═════ Material provided

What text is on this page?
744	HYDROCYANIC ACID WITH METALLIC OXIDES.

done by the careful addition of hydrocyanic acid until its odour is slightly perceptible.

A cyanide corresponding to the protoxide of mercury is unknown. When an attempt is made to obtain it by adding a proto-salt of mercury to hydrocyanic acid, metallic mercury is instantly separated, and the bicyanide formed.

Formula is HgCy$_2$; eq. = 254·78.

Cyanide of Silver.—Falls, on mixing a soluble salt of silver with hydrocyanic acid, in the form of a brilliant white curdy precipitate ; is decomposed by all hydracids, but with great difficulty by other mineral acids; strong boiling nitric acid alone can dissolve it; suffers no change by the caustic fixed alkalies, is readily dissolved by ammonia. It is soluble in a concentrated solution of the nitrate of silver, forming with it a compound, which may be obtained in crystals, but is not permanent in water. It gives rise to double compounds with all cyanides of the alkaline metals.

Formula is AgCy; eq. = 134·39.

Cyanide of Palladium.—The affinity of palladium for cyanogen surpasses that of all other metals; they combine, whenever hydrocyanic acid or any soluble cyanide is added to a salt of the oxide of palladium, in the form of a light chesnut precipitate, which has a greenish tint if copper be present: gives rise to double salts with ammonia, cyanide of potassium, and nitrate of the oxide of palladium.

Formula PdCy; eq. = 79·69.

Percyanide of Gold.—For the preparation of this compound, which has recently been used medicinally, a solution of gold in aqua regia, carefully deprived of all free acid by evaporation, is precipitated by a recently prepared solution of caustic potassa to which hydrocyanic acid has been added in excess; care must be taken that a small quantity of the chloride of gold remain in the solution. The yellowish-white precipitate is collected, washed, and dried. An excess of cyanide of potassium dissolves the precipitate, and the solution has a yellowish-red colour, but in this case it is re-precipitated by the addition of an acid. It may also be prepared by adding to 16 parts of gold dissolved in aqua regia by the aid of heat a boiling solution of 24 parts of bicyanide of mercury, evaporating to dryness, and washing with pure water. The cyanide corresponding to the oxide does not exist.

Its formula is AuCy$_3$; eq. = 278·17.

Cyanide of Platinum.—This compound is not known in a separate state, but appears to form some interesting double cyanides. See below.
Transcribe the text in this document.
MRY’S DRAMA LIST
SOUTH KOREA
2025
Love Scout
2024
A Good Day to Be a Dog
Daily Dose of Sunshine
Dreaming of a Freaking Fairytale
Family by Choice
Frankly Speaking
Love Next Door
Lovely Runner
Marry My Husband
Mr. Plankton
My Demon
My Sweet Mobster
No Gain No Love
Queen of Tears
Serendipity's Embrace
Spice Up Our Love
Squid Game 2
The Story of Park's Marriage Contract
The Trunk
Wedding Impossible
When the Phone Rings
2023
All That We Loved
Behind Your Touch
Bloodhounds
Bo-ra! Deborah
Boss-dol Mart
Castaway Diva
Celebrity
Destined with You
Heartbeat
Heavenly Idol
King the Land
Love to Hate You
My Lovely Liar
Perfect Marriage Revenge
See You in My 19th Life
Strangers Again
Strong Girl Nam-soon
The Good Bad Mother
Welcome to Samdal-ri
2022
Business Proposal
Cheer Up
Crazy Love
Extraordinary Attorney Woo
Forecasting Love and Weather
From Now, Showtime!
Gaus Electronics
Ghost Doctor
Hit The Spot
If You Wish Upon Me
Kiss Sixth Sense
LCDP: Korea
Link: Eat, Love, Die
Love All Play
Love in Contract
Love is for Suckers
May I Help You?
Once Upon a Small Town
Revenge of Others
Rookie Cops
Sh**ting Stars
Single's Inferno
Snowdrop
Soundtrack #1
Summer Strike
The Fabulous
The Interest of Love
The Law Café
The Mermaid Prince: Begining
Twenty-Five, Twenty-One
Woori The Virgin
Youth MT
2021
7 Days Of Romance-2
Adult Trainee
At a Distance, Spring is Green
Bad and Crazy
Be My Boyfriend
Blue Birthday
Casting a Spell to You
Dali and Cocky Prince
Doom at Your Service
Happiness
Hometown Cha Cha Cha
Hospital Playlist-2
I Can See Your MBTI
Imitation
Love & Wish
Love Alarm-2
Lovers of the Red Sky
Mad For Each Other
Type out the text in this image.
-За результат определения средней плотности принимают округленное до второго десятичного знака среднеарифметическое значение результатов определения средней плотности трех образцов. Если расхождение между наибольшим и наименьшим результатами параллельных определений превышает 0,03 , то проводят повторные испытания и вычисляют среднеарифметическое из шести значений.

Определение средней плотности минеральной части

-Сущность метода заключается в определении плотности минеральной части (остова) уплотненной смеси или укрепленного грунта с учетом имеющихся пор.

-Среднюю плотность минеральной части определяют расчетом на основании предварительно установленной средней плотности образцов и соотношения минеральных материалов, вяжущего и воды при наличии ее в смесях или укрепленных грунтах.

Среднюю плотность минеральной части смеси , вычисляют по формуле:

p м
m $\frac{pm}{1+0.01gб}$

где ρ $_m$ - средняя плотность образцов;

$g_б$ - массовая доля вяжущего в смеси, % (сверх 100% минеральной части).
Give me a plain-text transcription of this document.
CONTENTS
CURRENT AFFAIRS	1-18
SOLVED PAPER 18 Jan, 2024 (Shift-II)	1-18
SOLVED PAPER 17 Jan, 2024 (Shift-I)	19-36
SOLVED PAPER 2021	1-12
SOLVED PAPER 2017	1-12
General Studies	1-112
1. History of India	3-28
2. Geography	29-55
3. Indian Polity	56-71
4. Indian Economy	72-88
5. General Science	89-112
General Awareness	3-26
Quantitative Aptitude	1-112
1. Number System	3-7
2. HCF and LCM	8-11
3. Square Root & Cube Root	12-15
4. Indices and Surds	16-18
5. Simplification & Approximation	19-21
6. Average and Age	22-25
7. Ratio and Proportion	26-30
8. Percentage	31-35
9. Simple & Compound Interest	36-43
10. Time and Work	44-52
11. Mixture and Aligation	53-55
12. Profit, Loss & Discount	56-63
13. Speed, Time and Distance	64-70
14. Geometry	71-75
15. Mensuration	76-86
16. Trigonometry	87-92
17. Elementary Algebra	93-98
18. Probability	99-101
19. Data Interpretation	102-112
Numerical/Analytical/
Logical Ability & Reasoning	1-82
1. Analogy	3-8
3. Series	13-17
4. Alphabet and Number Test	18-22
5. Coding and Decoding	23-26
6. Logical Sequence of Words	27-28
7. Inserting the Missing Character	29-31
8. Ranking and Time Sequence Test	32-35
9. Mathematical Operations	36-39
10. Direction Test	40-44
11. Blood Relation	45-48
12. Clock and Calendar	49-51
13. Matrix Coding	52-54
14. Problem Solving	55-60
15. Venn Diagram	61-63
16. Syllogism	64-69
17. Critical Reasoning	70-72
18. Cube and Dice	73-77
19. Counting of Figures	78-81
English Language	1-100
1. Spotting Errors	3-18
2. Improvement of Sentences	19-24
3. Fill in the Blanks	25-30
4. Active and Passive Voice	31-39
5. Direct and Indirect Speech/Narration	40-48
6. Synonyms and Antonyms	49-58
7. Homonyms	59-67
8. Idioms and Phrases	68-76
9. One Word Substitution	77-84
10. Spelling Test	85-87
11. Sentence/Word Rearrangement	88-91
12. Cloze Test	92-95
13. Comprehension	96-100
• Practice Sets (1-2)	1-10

══════════

* **Given instruction**: Scan the material above for the string "вычисляют" and return the lines that hold it.

* **Answer to this exercise**:
-За результат определения средней плотности принимают округленное до второго десятичного знака среднеарифметическое значение результатов определения средней плотности трех образцов. Если расхождение между наибольшим и наименьшим результатами параллельных определений превышает 0,03 , то проводят повторные испытания и вычисляют среднеарифметическое из шести значений.
Среднюю плотность минеральной части смеси , вычисляют по формуле:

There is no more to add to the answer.